### MATERIAL TO PROCESS
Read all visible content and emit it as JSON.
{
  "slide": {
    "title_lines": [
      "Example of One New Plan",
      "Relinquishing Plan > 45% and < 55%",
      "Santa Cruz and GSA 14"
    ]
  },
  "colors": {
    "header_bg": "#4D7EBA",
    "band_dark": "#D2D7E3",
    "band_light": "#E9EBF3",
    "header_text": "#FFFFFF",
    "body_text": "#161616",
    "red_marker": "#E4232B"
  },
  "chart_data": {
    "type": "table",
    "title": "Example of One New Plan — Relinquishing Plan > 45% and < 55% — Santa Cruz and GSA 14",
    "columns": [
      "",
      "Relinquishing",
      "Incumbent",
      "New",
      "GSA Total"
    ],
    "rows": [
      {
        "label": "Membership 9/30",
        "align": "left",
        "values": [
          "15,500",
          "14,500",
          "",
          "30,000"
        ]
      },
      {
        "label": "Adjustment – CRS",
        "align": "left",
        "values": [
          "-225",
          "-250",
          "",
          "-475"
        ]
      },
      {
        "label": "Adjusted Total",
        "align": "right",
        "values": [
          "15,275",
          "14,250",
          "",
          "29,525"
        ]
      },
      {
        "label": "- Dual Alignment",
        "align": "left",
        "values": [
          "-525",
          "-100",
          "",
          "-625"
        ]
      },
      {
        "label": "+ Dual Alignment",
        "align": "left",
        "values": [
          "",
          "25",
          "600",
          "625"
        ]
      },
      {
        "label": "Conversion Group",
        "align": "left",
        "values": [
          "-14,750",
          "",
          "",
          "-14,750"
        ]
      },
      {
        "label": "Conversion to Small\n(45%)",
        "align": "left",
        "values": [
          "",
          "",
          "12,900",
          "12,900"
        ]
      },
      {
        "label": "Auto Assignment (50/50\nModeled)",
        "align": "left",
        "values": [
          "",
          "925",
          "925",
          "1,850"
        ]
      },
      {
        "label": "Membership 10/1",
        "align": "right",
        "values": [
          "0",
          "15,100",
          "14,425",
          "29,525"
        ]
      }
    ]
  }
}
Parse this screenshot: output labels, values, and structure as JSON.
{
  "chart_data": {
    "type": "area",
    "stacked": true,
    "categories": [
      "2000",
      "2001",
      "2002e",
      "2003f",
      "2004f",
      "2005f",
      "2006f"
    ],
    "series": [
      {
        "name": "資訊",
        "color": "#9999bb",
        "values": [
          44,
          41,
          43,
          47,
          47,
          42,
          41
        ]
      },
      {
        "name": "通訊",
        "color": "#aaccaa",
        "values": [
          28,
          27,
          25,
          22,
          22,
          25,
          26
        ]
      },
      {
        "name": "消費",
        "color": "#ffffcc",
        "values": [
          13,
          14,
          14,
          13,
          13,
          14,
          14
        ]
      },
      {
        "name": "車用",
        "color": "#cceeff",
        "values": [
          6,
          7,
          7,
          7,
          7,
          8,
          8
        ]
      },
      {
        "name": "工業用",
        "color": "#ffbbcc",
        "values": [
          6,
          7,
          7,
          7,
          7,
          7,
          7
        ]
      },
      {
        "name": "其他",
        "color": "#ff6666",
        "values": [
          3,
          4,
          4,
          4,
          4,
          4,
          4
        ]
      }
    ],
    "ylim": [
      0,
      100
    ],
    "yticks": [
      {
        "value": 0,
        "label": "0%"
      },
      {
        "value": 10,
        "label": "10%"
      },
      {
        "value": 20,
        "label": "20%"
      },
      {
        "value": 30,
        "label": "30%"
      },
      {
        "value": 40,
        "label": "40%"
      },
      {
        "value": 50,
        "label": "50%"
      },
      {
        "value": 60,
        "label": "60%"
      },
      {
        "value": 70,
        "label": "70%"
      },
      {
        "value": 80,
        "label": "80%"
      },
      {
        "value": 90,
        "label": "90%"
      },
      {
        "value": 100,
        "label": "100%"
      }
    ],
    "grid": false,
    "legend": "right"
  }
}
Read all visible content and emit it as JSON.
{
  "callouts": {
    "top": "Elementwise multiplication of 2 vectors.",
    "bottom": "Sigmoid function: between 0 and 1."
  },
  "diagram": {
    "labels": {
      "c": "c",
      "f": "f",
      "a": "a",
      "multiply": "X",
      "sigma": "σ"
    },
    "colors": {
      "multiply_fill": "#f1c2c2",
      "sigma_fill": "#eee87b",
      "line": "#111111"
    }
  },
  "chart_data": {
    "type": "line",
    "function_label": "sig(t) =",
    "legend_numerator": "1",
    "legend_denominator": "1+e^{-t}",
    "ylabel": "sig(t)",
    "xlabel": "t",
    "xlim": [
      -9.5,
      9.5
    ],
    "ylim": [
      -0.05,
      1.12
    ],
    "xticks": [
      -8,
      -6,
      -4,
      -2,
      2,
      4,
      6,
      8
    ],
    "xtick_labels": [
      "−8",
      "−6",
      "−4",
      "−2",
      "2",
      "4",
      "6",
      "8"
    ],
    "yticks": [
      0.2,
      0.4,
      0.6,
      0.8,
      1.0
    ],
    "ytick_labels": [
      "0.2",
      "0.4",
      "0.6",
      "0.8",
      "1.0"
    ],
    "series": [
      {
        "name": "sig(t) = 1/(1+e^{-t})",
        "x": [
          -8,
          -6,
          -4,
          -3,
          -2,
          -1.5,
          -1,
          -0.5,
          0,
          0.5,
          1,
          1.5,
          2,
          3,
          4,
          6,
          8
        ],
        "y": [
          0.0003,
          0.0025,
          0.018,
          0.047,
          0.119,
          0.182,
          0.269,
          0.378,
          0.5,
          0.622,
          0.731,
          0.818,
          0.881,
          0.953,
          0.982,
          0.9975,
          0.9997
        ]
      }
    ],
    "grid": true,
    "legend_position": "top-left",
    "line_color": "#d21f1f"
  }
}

### TASK INSTRUCTIONS
Determine how many lines of this listing contain "Alignment", and give only the number.

### SOLUTION FOR THIS EXERCISE
2